* [TASK DETAILS]
Reproduce each line of the material precisely.

-- START OF EXERCISE MATERIAL --

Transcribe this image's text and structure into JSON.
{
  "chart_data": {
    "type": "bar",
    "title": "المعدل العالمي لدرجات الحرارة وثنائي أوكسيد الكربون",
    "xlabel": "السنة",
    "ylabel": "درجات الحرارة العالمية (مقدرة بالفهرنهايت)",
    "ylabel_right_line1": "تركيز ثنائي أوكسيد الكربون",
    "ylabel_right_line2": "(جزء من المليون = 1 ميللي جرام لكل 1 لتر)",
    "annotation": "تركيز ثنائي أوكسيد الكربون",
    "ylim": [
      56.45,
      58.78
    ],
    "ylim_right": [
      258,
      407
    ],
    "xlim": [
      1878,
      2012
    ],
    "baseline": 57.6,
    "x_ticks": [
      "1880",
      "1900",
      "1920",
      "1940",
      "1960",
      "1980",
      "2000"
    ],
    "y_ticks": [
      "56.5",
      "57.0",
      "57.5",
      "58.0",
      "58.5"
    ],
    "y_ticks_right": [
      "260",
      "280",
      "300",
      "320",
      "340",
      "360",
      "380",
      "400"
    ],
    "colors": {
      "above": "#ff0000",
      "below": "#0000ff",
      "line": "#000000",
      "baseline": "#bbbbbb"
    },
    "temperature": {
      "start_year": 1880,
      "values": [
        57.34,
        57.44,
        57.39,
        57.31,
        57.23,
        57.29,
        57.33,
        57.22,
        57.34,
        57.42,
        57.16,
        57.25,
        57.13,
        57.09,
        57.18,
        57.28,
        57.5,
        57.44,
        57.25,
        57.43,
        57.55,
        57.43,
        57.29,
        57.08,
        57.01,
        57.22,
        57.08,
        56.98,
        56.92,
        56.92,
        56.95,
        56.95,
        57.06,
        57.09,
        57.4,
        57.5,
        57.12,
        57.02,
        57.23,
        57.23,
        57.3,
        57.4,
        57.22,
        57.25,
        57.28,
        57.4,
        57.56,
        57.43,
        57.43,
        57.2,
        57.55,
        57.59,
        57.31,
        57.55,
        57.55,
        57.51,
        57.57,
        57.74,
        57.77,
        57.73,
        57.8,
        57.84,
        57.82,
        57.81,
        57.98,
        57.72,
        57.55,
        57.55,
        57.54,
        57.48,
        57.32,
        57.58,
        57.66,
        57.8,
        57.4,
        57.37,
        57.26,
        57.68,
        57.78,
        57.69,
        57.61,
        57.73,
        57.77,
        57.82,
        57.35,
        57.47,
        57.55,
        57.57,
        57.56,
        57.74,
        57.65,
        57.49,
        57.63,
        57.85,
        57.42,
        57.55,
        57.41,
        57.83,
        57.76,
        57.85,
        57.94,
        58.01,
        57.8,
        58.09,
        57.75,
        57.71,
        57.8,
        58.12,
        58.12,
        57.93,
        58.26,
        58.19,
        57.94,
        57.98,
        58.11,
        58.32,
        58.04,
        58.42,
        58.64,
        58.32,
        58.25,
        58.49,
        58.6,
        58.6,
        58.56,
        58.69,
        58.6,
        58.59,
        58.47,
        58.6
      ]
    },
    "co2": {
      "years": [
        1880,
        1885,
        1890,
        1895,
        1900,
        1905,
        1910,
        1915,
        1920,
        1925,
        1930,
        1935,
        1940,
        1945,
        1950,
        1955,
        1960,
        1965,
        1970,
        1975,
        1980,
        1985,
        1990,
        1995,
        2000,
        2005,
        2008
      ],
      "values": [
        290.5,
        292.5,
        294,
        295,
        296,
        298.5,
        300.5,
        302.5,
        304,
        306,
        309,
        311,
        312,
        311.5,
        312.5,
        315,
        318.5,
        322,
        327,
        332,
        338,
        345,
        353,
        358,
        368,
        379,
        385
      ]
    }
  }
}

-- END OF EXERCISE MATERIAL --

* [OUTPUT FOR THIS TASK]
Transcribe this image's text and structure into JSON.
{
  "chart_data": {
    "type": "bar",
    "title": "المعدل العالمي لدرجات الحرارة وثنائي أوكسيد الكربون",
    "xlabel": "السنة",
    "ylabel": "درجات الحرارة العالمية (مقدرة بالفهرنهايت)",
    "ylabel_right_line1": "تركيز ثنائي أوكسيد الكربون",
    "ylabel_right_line2": "(جزء من المليون = 1 ميللي جرام لكل 1 لتر)",
    "annotation": "تركيز ثنائي أوكسيد الكربون",
    "ylim": [
      56.45,
      58.78
    ],
    "ylim_right": [
      258,
      407
    ],
    "xlim": [
      1878,
      2012
    ],
    "baseline": 57.6,
    "x_ticks": [
      "1880",
      "1900",
      "1920",
      "1940",
      "1960",
      "1980",
      "2000"
    ],
    "y_ticks": [
      "56.5",
      "57.0",
      "57.5",
      "58.0",
      "58.5"
    ],
    "y_ticks_right": [
      "260",
      "280",
      "300",
      "320",
      "340",
      "360",
      "380",
      "400"
    ],
    "colors": {
      "above": "#ff0000",
      "below": "#0000ff",
      "line": "#000000",
      "baseline": "#bbbbbb"
    },
    "temperature": {
      "start_year": 1880,
      "values": [
        57.34,
        57.44,
        57.39,
        57.31,
        57.23,
        57.29,
        57.33,
        57.22,
        57.34,
        57.42,
        57.16,
        57.25,
        57.13,
        57.09,
        57.18,
        57.28,
        57.5,
        57.44,
        57.25,
        57.43,
        57.55,
        57.43,
        57.29,
        57.08,
        57.01,
        57.22,
        57.08,
        56.98,
        56.92,
        56.92,
        56.95,
        56.95,
        57.06,
        57.09,
        57.4,
        57.5,
        57.12,
        57.02,
        57.23,
        57.23,
        57.3,
        57.4,
        57.22,
        57.25,
        57.28,
        57.4,
        57.56,
        57.43,
        57.43,
        57.2,
        57.55,
        57.59,
        57.31,
        57.55,
        57.55,
        57.51,
        57.57,
        57.74,
        57.77,
        57.73,
        57.8,
        57.84,
        57.82,
        57.81,
        57.98,
        57.72,
        57.55,
        57.55,
        57.54,
        57.48,
        57.32,
        57.58,
        57.66,
        57.8,
        57.4,
        57.37,
        57.26,
        57.68,
        57.78,
        57.69,
        57.61,
        57.73,
        57.77,
        57.82,
        57.35,
        57.47,
        57.55,
        57.57,
        57.56,
        57.74,
        57.65,
        57.49,
        57.63,
        57.85,
        57.42,
        57.55,
        57.41,
        57.83,
        57.76,
        57.85,
        57.94,
        58.01,
        57.8,
        58.09,
        57.75,
        57.71,
        57.8,
        58.12,
        58.12,
        57.93,
        58.26,
        58.19,
        57.94,
        57.98,
        58.11,
        58.32,
        58.04,
        58.42,
        58.64,
        58.32,
        58.25,
        58.49,
        58.6,
        58.6,
        58.56,
        58.69,
        58.6,
        58.59,
        58.47,
        58.6
      ]
    },
    "co2": {
      "years": [
        1880,
        1885,
        1890,
        1895,
        1900,
        1905,
        1910,
        1915,
        1920,
        1925,
        1930,
        1935,
        1940,
        1945,
        1950,
        1955,
        1960,
        1965,
        1970,
        1975,
        1980,
        1985,
        1990,
        1995,
        2000,
        2005,
        2008
      ],
      "values": [
        290.5,
        292.5,
        294,
        295,
        296,
        298.5,
        300.5,
        302.5,
        304,
        306,
        309,
        311,
        312,
        311.5,
        312.5,
        315,
        318.5,
        322,
        327,
        332,
        338,
        345,
        353,
        358,
        368,
        379,
        385
      ]
    }
  }
}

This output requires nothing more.